Count every line in the entries that follow where the word "text" appears, then state only the total.

═════ EXERCISE MATERIAL ═════

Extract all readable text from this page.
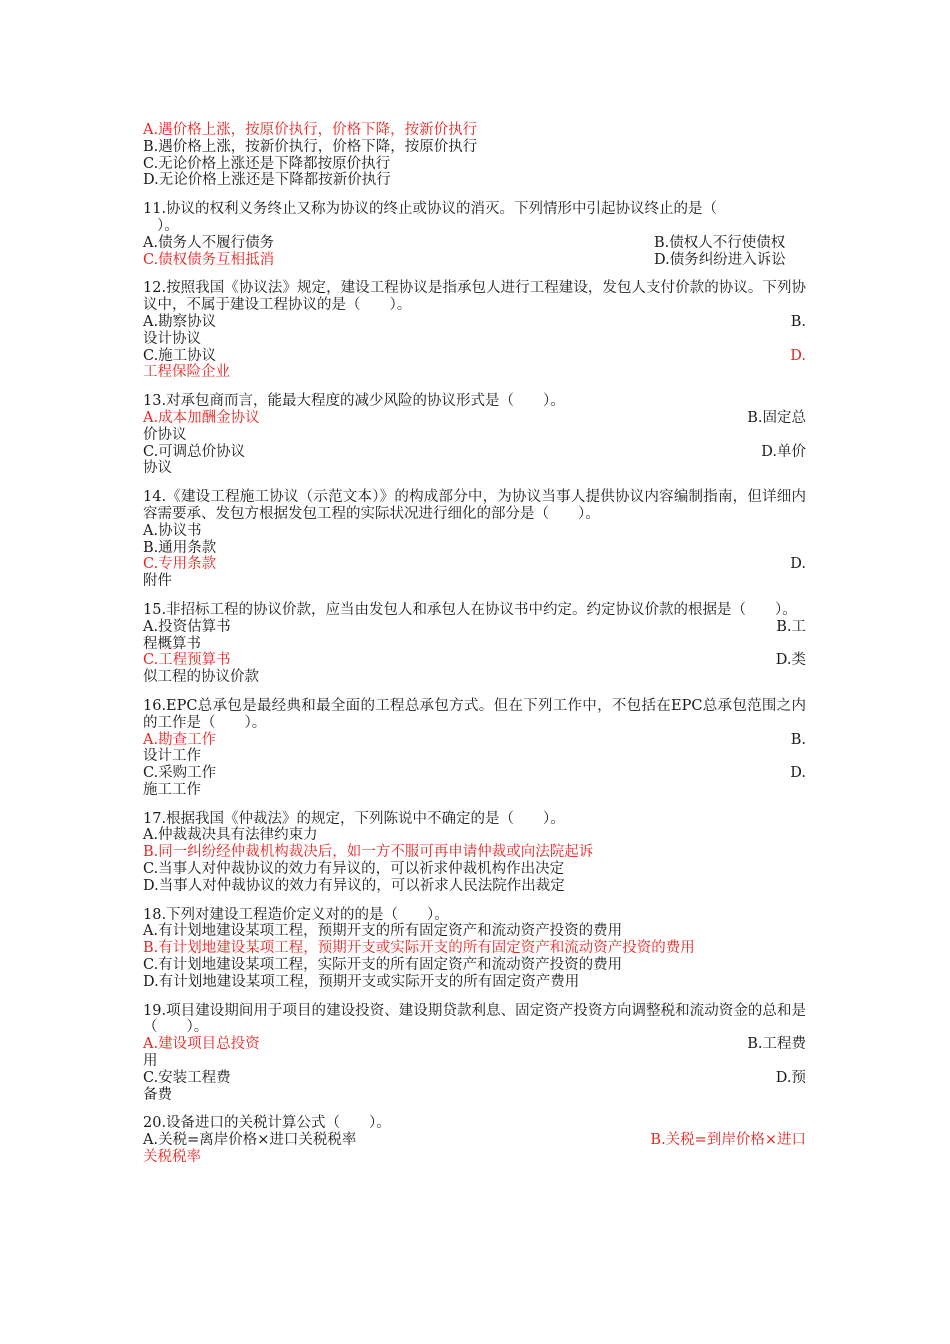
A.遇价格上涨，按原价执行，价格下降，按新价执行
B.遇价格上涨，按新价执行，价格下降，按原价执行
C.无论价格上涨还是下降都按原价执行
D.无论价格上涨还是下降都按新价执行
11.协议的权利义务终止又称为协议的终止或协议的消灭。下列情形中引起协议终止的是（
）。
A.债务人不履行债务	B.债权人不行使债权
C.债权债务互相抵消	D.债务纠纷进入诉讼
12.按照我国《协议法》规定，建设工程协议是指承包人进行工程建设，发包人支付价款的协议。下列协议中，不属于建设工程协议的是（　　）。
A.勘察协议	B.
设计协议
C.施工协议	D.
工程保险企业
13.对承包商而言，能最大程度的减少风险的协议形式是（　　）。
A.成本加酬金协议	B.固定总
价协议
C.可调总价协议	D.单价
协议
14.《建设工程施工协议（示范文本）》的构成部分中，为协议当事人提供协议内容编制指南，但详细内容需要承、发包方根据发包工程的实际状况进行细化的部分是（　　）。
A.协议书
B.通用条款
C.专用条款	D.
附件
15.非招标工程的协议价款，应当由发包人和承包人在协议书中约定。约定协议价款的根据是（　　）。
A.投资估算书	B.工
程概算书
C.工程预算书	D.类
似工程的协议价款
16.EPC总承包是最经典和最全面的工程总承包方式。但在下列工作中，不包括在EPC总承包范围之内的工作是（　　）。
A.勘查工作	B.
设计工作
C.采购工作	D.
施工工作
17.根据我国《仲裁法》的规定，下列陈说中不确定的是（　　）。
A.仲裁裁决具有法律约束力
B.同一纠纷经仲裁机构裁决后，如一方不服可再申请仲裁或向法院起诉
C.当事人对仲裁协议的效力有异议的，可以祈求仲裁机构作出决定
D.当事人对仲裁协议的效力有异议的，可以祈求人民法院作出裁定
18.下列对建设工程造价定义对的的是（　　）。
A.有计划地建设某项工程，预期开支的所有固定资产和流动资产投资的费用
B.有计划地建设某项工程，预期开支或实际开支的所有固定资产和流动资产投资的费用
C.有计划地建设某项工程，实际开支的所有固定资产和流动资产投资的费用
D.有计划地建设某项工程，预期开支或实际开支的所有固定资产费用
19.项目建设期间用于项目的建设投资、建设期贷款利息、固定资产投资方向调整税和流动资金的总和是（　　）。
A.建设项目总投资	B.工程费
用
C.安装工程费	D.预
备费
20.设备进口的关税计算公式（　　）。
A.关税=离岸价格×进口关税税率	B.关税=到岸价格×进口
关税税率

═════
═════ EXERCISE MATERIAL ═════

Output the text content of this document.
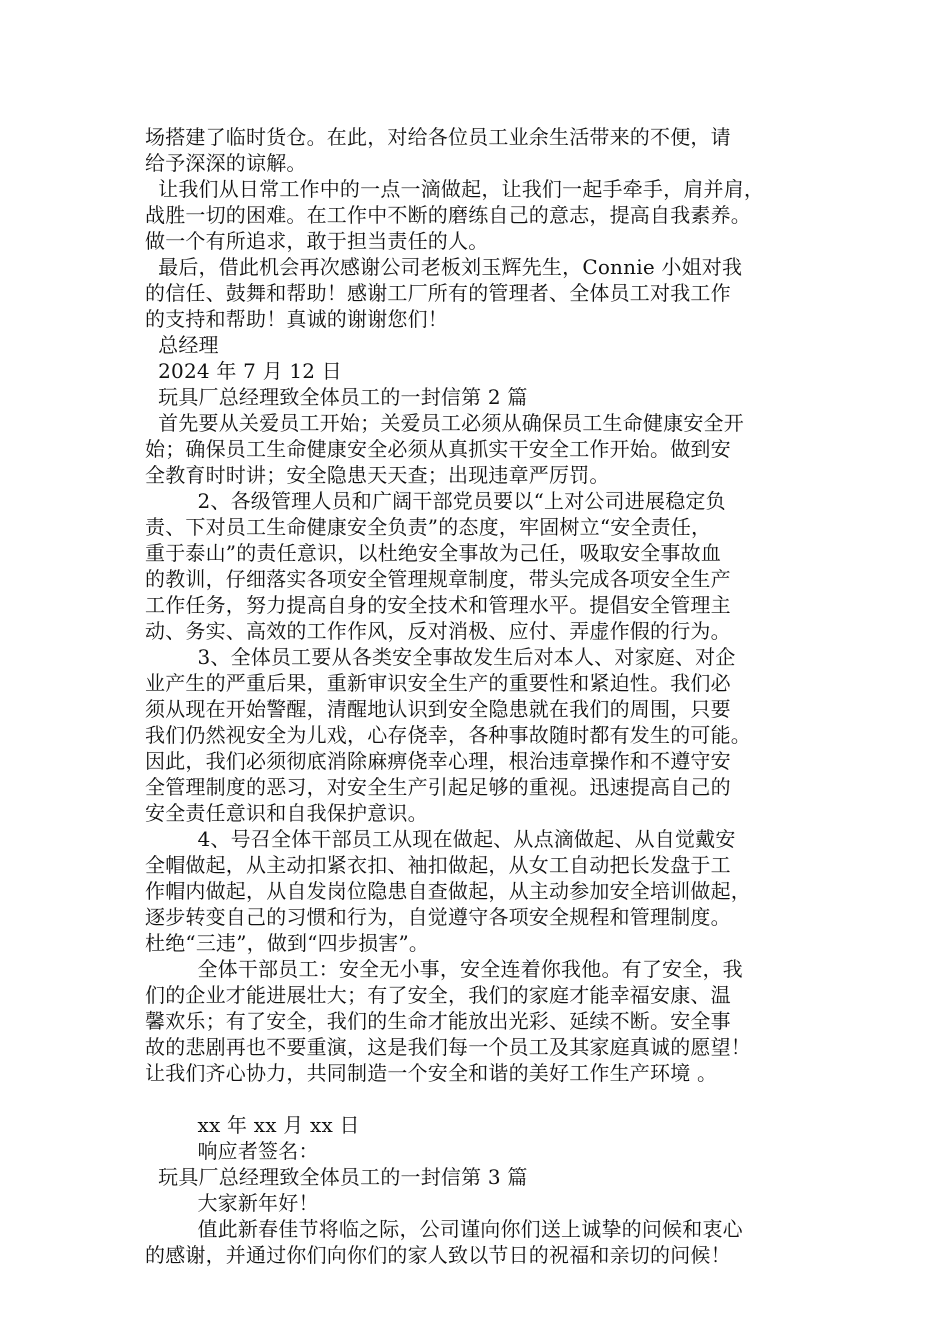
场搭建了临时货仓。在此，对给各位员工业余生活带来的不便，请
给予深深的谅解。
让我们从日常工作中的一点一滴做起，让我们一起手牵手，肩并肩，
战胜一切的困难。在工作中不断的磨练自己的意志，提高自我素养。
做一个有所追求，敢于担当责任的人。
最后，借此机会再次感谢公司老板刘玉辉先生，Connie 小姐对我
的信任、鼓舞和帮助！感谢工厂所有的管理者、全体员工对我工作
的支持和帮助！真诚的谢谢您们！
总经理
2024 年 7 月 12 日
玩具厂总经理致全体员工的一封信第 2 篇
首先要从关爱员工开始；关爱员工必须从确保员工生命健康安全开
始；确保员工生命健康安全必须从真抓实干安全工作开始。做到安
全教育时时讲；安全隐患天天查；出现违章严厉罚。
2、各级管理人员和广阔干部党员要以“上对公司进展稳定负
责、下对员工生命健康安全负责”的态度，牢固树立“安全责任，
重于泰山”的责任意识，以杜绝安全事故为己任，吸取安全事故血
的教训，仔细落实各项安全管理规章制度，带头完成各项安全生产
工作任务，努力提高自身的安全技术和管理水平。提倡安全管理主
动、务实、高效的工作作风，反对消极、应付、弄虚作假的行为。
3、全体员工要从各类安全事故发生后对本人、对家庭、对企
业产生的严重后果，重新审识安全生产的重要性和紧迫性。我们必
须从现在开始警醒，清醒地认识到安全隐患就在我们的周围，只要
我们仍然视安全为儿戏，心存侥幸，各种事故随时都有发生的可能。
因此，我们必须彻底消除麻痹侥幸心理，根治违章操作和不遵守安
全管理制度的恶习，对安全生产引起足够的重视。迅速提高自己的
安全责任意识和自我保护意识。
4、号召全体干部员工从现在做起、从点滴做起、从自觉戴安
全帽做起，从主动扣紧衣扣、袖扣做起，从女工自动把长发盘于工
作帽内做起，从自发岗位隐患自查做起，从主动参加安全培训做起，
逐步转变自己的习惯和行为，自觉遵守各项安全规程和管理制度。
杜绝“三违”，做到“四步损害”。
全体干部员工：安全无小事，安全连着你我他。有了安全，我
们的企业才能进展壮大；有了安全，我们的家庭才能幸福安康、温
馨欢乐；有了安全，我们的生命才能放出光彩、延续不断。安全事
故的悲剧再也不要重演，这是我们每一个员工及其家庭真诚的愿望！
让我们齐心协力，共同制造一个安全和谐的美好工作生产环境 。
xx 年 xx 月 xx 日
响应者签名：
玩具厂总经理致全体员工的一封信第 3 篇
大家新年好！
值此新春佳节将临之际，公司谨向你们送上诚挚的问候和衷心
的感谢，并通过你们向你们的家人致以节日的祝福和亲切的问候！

═════
═════ EXERCISE MATERIAL ═════

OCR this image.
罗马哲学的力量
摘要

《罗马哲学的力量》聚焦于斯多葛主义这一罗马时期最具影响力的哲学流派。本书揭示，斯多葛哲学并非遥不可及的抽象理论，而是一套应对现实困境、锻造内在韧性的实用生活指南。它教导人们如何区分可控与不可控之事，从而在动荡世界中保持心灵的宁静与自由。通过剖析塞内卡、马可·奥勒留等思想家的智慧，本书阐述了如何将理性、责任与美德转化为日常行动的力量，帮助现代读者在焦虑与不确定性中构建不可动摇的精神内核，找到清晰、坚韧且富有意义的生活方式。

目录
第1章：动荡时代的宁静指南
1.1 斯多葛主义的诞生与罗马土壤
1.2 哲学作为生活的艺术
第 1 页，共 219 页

═════

SOLUTION -> 2